EXERCICE COURT A: Mettez à jour toutes les lignes de données placées après l'extrait en remplaçant « Samsung Bixby » par « Google Assistant » sans rien modifier d'autre, puis redonnez-les en omettant les images.

EXTRAIT:
'''

Collectifs d'agricultrices, l'éternelle quête de légitimité
Les Chambres d'agriculture de Normandie ont organisé une rencontre inédite, jeudi 2 octobre, au Verger de Roncheville à Bavent (Calvados). Une journée 100 % femmes pour coconstruire l'agriculture de demain au féminin. Au programme : des témoignages, des échanges, des ateliers, etc.
Les Chambres d'agriculture de Normandie ont organisé une rencontre inédite, jeudi 2 octobre, au Verger de Roncheville à Bavent (Calvados). Une journée 100 % femmes pour coconstruire l'agriculture de demain au féminin. Au programme : des témoignages, des échanges, des ateliers, etc.
"Il est où le patron ?" Nombre d'agricultrices ont déjà entendu cette question dans la cour de leur ferme, à leur grand désespoir. Un constat partagé par toutes les participantes, exclusivement des femmes, à l'occasion de la journée "Des Racines et des Elles". Organisée jeudi 2 octobre par les Chambres d'agriculture de Normandie (Can), la rencontre a réuni, au Verger de Roncheville à Bavent, 70 agricultrices pour échanger autour de la place de la femme en agriculture.

'''

EXERCICE COURT B: Combien d'agricultrices la rencontre décrite dans l'extrait a-t-elle réunies ?

DONNÉES AFFICHÉES:

'''

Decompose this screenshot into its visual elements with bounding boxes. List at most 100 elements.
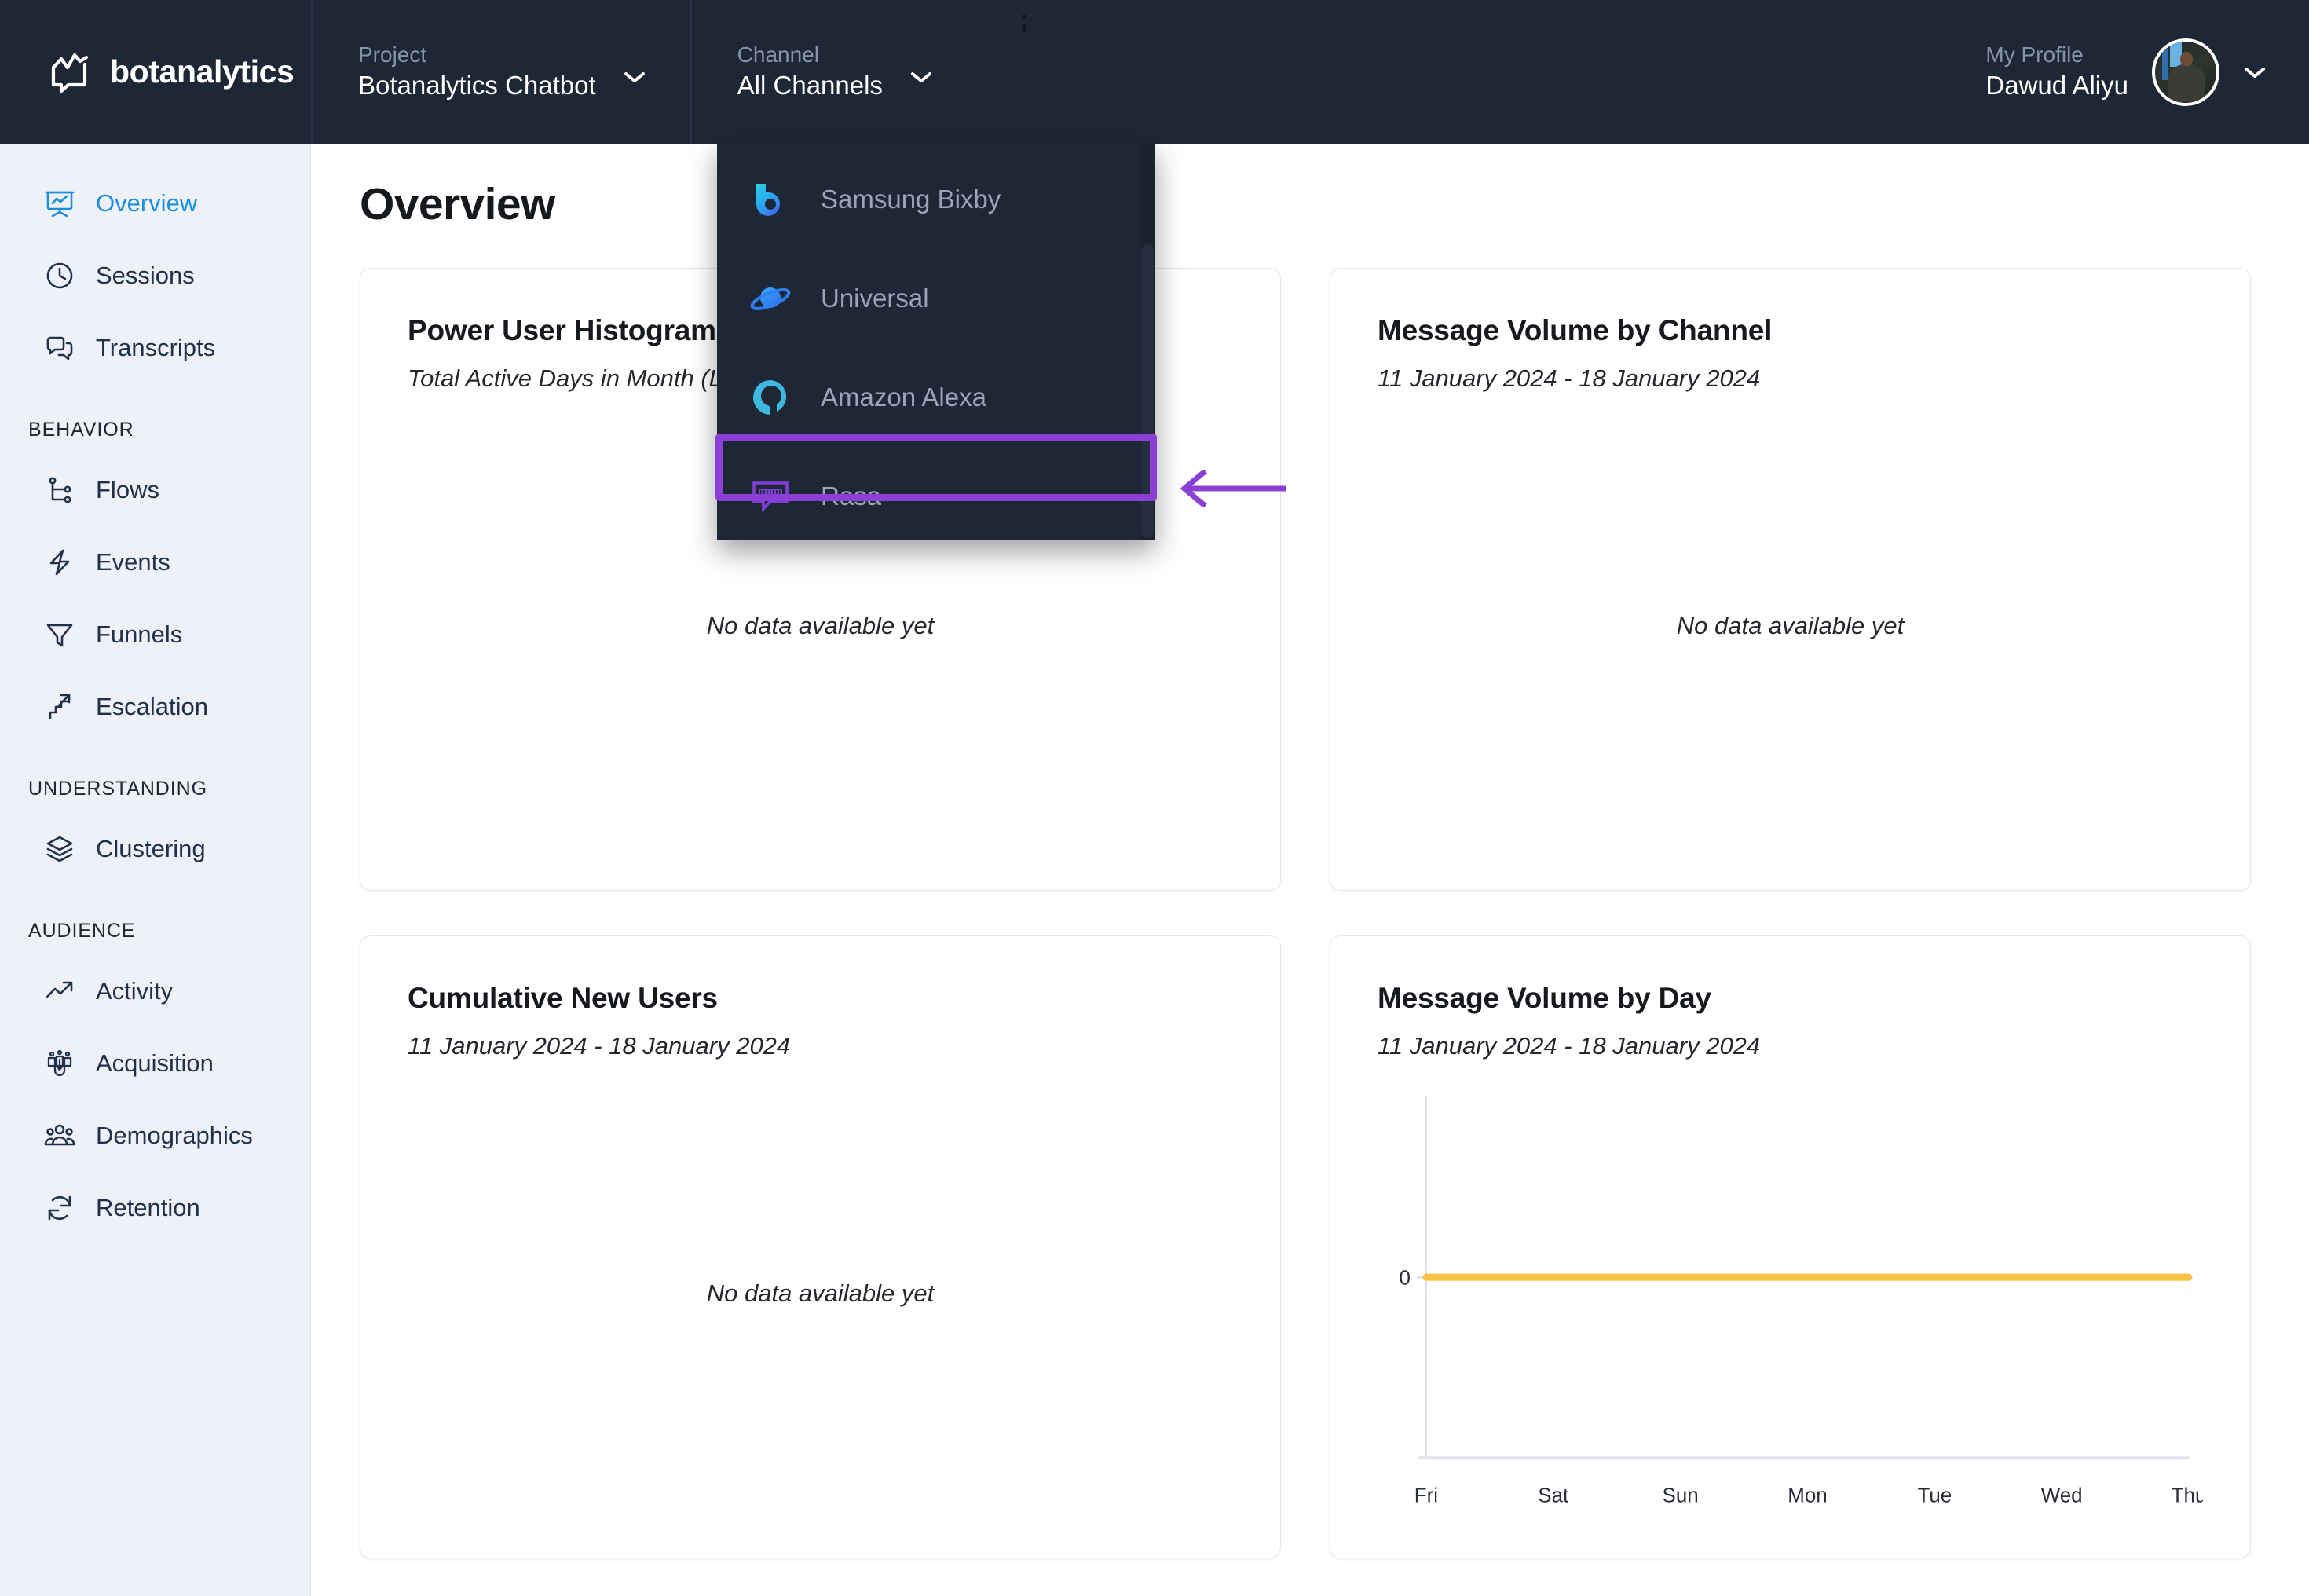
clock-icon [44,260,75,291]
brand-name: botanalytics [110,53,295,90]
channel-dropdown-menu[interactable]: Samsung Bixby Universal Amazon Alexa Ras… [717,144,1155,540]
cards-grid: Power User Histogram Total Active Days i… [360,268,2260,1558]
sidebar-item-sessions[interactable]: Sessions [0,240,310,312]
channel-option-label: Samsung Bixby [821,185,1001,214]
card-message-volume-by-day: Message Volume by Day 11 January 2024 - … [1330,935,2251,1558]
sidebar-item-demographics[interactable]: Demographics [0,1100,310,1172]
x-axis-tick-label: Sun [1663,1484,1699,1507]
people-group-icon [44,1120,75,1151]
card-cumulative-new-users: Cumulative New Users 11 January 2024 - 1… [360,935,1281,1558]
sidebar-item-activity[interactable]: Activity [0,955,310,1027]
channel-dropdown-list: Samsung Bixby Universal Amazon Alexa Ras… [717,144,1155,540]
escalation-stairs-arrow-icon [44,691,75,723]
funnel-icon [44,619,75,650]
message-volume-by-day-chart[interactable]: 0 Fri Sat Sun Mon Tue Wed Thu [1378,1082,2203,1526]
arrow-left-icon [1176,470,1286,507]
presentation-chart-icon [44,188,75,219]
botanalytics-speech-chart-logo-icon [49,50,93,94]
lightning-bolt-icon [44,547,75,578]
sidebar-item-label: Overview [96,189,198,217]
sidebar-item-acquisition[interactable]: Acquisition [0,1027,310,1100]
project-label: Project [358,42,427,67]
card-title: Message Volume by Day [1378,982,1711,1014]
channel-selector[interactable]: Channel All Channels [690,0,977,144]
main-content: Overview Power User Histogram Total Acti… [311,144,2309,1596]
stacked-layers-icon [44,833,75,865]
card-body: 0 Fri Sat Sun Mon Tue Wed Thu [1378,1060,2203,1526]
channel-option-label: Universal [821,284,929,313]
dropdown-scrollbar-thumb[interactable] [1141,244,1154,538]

'''

RÉSULTAT FINAL A:
Decompose this screenshot into its visual elements with bounding boxes. List at most 100 elements.
clock-icon [44,260,75,291]
brand-name: botanalytics [110,53,295,90]
channel-dropdown-menu[interactable]: Google Assistant Universal Amazon Alexa Ras… [717,144,1155,540]
cards-grid: Power User Histogram Total Active Days i… [360,268,2260,1558]
sidebar-item-sessions[interactable]: Sessions [0,240,310,312]
channel-option-label: Google Assistant [821,185,1001,214]
card-message-volume-by-day: Message Volume by Day 11 January 2024 - … [1330,935,2251,1558]
sidebar-item-demographics[interactable]: Demographics [0,1100,310,1172]
x-axis-tick-label: Sun [1663,1484,1699,1507]
people-group-icon [44,1120,75,1151]
card-cumulative-new-users: Cumulative New Users 11 January 2024 - 1… [360,935,1281,1558]
sidebar-item-activity[interactable]: Activity [0,955,310,1027]
channel-dropdown-list: Google Assistant Universal Amazon Alexa Ras… [717,144,1155,540]
escalation-stairs-arrow-icon [44,691,75,723]
funnel-icon [44,619,75,650]
message-volume-by-day-chart[interactable]: 0 Fri Sat Sun Mon Tue Wed Thu [1378,1082,2203,1526]
arrow-left-icon [1176,470,1286,507]
presentation-chart-icon [44,188,75,219]
botanalytics-speech-chart-logo-icon [49,50,93,94]
lightning-bolt-icon [44,547,75,578]
sidebar-item-label: Overview [96,189,198,217]
sidebar-item-acquisition[interactable]: Acquisition [0,1027,310,1100]
project-label: Project [358,42,427,67]
card-title: Message Volume by Day [1378,982,1711,1014]
channel-selector[interactable]: Channel All Channels [690,0,977,144]
main-content: Overview Power User Histogram Total Acti… [311,144,2309,1596]
stacked-layers-icon [44,833,75,865]
card-body: 0 Fri Sat Sun Mon Tue Wed Thu [1378,1060,2203,1526]
channel-option-label: Universal [821,284,929,313]
dropdown-scrollbar-thumb[interactable] [1141,244,1154,538]

RÉSULTAT FINAL B: 70 agricultrices.